WORK REQUIRED: An exact copy of the records is required, minus the pictures they hold.

[Figure record listings]
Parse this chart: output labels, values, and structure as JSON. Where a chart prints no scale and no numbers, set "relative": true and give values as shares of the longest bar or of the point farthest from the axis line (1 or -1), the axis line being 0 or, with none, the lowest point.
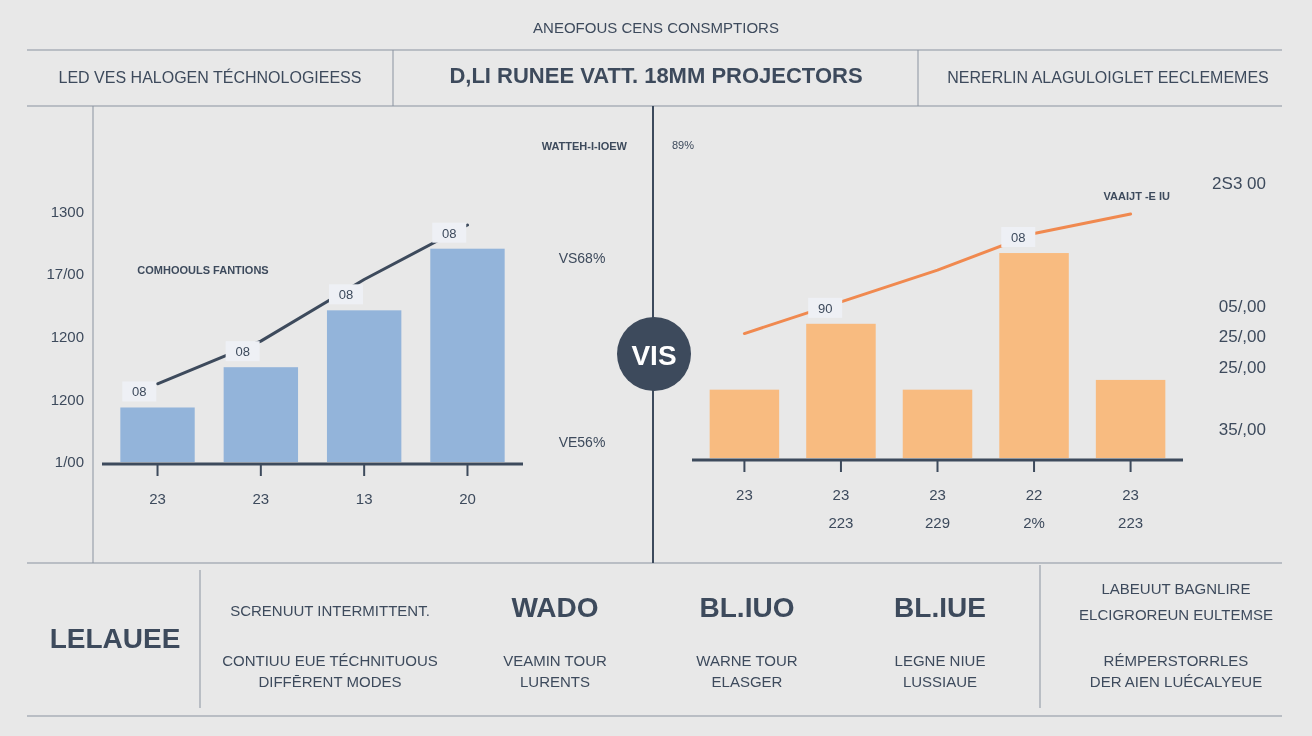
{
  "chart_data": [
    {
      "type": "other",
      "title": "ANEOFOUS CENS CONSMPTIORS",
      "annotations": [
        "LED VES HALOGEN TÉCHNOLOGIEESS",
        "D,LI RUNEE VATT. 18MM PROJECTORS",
        "NERERLIN ALAGULOIGLET EECLEMEMES"
      ]
    },
    {
      "type": "bar",
      "relative": true,
      "categories": [
        "23",
        "23",
        "13",
        "20"
      ],
      "series": [
        {
          "color": "#93b4da",
          "values": [
            0.23,
            0.4,
            0.64,
            0.9
          ]
        },
        {
          "type": "line",
          "color": "#3d4a5c",
          "values": [
            0.33,
            0.51,
            0.77,
            1
          ]
        }
      ],
      "annotations": [
        "1300",
        "17/00",
        "1200",
        "1200",
        "1/00",
        "WATTEH-I-IOEW",
        "COMHOOULS FANTIONS",
        "VS68%",
        "VE56%",
        "VIS",
        "08",
        "08",
        "08",
        "08"
      ]
    },
    {
      "type": "bar",
      "relative": true,
      "categories": [
        "23",
        "23\n223",
        "23\n229",
        "22\n2%",
        "23\n223"
      ],
      "series": [
        {
          "color": "#f8bb80",
          "values": [
            0.28,
            0.55,
            0.28,
            0.84,
            0.32
          ]
        },
        {
          "type": "line",
          "color": "#f0894f",
          "values": [
            0.51,
            0.64,
            0.77,
            0.92,
            1
          ]
        }
      ],
      "annotations": [
        "89%",
        "VAAIJT -E IU",
        "2S3 00",
        "05/,00",
        "25/,00",
        "25/,00",
        "35/,00",
        "90",
        "08"
      ]
    },
    {
      "type": "other",
      "title": "LELAUEE",
      "annotations": [
        "SCRENUUT INTERMITTENT.",
        "CONTIUU EUE TÉCHNITUOUS",
        "DIFFĒRENT MODES",
        "WADO",
        "VEAMIN TOUR",
        "LURENTS",
        "BL.IUO",
        "WARNE TOUR",
        "ELASGER",
        "BL.IUE",
        "LEGNE NIUE",
        "LUSSIAUE",
        "LABEUUT BAGNLIRE",
        "ELCIGROREUN EULTEMSE",
        "RÉMPERSTORRLES",
        "DER AIEN LUÉCALYEUE"
      ]
    }
  ]
}
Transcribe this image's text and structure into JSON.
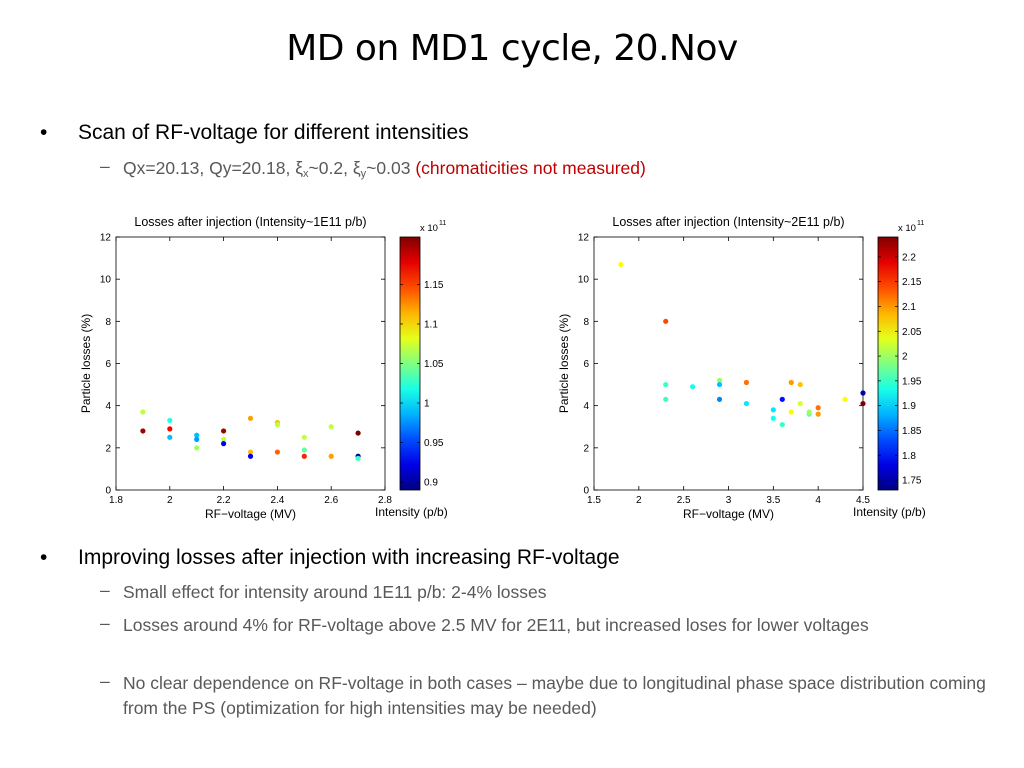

RESULT OF THE TASK:
Parse this chart: output labels, values, and structure as JSON. Where a chart prints no scale and no numbers, set "relative": true and give values as shares of the longest bar or of the point farthest from the axis line (1 or -1), the axis line being 0 or, with none, the lowest point.
{
  "chart_data": [
    {
      "type": "other",
      "title": "ANEOFOUS CENS CONSMPTIORS",
      "annotations": [
        "LED VES HALOGEN TÉCHNOLOGIEESS",
        "D,LI RUNEE VATT. 18MM PROJECTORS",
        "NERERLIN ALAGULOIGLET EECLEMEMES"
      ]
    },
    {
      "type": "bar",
      "relative": true,
      "categories": [
        "23",
        "23",
        "13",
        "20"
      ],
      "series": [
        {
          "color": "#93b4da",
          "values": [
            0.23,
            0.4,
            0.64,
            0.9
          ]
        },
        {
          "type": "line",
          "color": "#3d4a5c",
          "values": [
            0.33,
            0.51,
            0.77,
            1
          ]
        }
      ],
      "annotations": [
        "1300",
        "17/00",
        "1200",
        "1200",
        "1/00",
        "WATTEH-I-IOEW",
        "COMHOOULS FANTIONS",
        "VS68%",
        "VE56%",
        "VIS",
        "08",
        "08",
        "08",
        "08"
      ]
    },
    {
      "type": "bar",
      "relative": true,
      "categories": [
        "23",
        "23\n223",
        "23\n229",
        "22\n2%",
        "23\n223"
      ],
      "series": [
        {
          "color": "#f8bb80",
          "values": [
            0.28,
            0.55,
            0.28,
            0.84,
            0.32
          ]
        },
        {
          "type": "line",
          "color": "#f0894f",
          "values": [
            0.51,
            0.64,
            0.77,
            0.92,
            1
          ]
        }
      ],
      "annotations": [
        "89%",
        "VAAIJT -E IU",
        "2S3 00",
        "05/,00",
        "25/,00",
        "25/,00",
        "35/,00",
        "90",
        "08"
      ]
    },
    {
      "type": "other",
      "title": "LELAUEE",
      "annotations": [
        "SCRENUUT INTERMITTENT.",
        "CONTIUU EUE TÉCHNITUOUS",
        "DIFFĒRENT MODES",
        "WADO",
        "VEAMIN TOUR",
        "LURENTS",
        "BL.IUO",
        "WARNE TOUR",
        "ELASGER",
        "BL.IUE",
        "LEGNE NIUE",
        "LUSSIAUE",
        "LABEUUT BAGNLIRE",
        "ELCIGROREUN EULTEMSE",
        "RÉMPERSTORRLES",
        "DER AIEN LUÉCALYEUE"
      ]
    }
  ]
}
Transcribe this image's text and structure into JSON.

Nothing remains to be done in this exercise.